### What you have to do
Turn the data below into a JSON list of strings, one string per line, leaving out any blank lines.

-- start --

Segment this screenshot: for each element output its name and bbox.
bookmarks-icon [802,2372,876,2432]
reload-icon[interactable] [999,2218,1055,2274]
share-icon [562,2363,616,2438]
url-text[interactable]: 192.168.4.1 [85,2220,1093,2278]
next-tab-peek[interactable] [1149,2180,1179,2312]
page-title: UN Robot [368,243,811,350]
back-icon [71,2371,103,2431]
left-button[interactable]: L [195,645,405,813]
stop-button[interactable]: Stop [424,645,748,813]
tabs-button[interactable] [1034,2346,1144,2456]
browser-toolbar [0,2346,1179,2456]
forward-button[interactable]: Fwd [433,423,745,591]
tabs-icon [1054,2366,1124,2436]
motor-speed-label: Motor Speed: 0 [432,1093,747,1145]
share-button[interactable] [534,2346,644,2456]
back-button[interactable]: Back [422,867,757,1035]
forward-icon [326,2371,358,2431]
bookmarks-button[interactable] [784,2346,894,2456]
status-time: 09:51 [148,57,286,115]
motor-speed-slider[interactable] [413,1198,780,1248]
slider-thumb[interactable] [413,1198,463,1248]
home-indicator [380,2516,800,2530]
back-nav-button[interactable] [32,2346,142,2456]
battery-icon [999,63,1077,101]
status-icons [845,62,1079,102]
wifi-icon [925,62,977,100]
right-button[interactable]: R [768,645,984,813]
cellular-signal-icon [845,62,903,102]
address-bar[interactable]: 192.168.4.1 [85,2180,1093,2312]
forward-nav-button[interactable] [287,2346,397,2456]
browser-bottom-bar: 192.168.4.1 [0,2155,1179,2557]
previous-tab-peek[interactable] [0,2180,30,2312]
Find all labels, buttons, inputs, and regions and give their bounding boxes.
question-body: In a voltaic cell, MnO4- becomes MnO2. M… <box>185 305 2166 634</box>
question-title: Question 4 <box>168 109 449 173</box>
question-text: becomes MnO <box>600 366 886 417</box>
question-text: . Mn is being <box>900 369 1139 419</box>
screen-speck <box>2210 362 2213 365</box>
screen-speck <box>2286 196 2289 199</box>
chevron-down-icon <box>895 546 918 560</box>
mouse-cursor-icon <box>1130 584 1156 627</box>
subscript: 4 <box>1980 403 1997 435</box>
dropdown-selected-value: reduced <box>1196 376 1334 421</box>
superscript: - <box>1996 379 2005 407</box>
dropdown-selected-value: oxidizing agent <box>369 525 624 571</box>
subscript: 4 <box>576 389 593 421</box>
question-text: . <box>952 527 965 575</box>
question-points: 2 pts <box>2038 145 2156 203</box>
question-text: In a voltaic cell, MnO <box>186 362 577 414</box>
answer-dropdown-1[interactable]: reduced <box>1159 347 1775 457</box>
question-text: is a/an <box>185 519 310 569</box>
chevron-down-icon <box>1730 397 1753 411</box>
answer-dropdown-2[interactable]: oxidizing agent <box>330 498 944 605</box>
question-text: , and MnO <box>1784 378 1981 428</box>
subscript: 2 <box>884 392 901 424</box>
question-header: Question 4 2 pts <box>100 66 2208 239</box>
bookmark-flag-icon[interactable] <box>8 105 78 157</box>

-- end --

### Answer in full
[
  "Segment this screenshot: for each element output its name and bbox.",
  "bookmarks-icon [802,2372,876,2432]",
  "reload-icon[interactable] [999,2218,1055,2274]",
  "share-icon [562,2363,616,2438]",
  "url-text[interactable]: 192.168.4.1 [85,2220,1093,2278]",
  "next-tab-peek[interactable] [1149,2180,1179,2312]",
  "page-title: UN Robot [368,243,811,350]",
  "back-icon [71,2371,103,2431]",
  "left-button[interactable]: L [195,645,405,813]",
  "stop-button[interactable]: Stop [424,645,748,813]",
  "tabs-button[interactable] [1034,2346,1144,2456]",
  "browser-toolbar [0,2346,1179,2456]",
  "forward-button[interactable]: Fwd [433,423,745,591]",
  "tabs-icon [1054,2366,1124,2436]",
  "motor-speed-label: Motor Speed: 0 [432,1093,747,1145]",
  "share-button[interactable] [534,2346,644,2456]",
  "back-button[interactable]: Back [422,867,757,1035]",
  "forward-icon [326,2371,358,2431]",
  "bookmarks-button[interactable] [784,2346,894,2456]",
  "status-time: 09:51 [148,57,286,115]",
  "motor-speed-slider[interactable] [413,1198,780,1248]",
  "slider-thumb[interactable] [413,1198,463,1248]",
  "home-indicator [380,2516,800,2530]",
  "back-nav-button[interactable] [32,2346,142,2456]",
  "battery-icon [999,63,1077,101]",
  "status-icons [845,62,1079,102]",
  "wifi-icon [925,62,977,100]",
  "right-button[interactable]: R [768,645,984,813]",
  "cellular-signal-icon [845,62,903,102]",
  "address-bar[interactable]: 192.168.4.1 [85,2180,1093,2312]",
  "forward-nav-button[interactable] [287,2346,397,2456]",
  "browser-bottom-bar: 192.168.4.1 [0,2155,1179,2557]",
  "previous-tab-peek[interactable] [0,2180,30,2312]",
  "Find all labels, buttons, inputs, and regions and give their bounding boxes.",
  "question-body: In a voltaic cell, MnO4- becomes MnO2. M… <box>185 305 2166 634</box>",
  "question-title: Question 4 <box>168 109 449 173</box>",
  "question-text: becomes MnO <box>600 366 886 417</box>",
  "question-text: . Mn is being <box>900 369 1139 419</box>",
  "screen-speck <box>2210 362 2213 365</box>",
  "screen-speck <box>2286 196 2289 199</box>",
  "chevron-down-icon <box>895 546 918 560</box>",
  "mouse-cursor-icon <box>1130 584 1156 627</box>",
  "subscript: 4 <box>1980 403 1997 435</box>",
  "dropdown-selected-value: reduced <box>1196 376 1334 421</box>",
  "superscript: - <box>1996 379 2005 407</box>",
  "dropdown-selected-value: oxidizing agent <box>369 525 624 571</box>",
  "subscript: 4 <box>576 389 593 421</box>",
  "question-text: . <box>952 527 965 575</box>",
  "question-points: 2 pts <box>2038 145 2156 203</box>",
  "question-text: In a voltaic cell, MnO <box>186 362 577 414</box>",
  "answer-dropdown-1[interactable]: reduced <box>1159 347 1775 457</box>",
  "question-text: is a/an <box>185 519 310 569</box>",
  "chevron-down-icon <box>1730 397 1753 411</box>",
  "answer-dropdown-2[interactable]: oxidizing agent <box>330 498 944 605</box>",
  "question-text: , and MnO <box>1784 378 1981 428</box>",
  "subscript: 2 <box>884 392 901 424</box>",
  "question-header: Question 4 2 pts <box>100 66 2208 239</box>",
  "bookmark-flag-icon[interactable] <box>8 105 78 157</box>"
]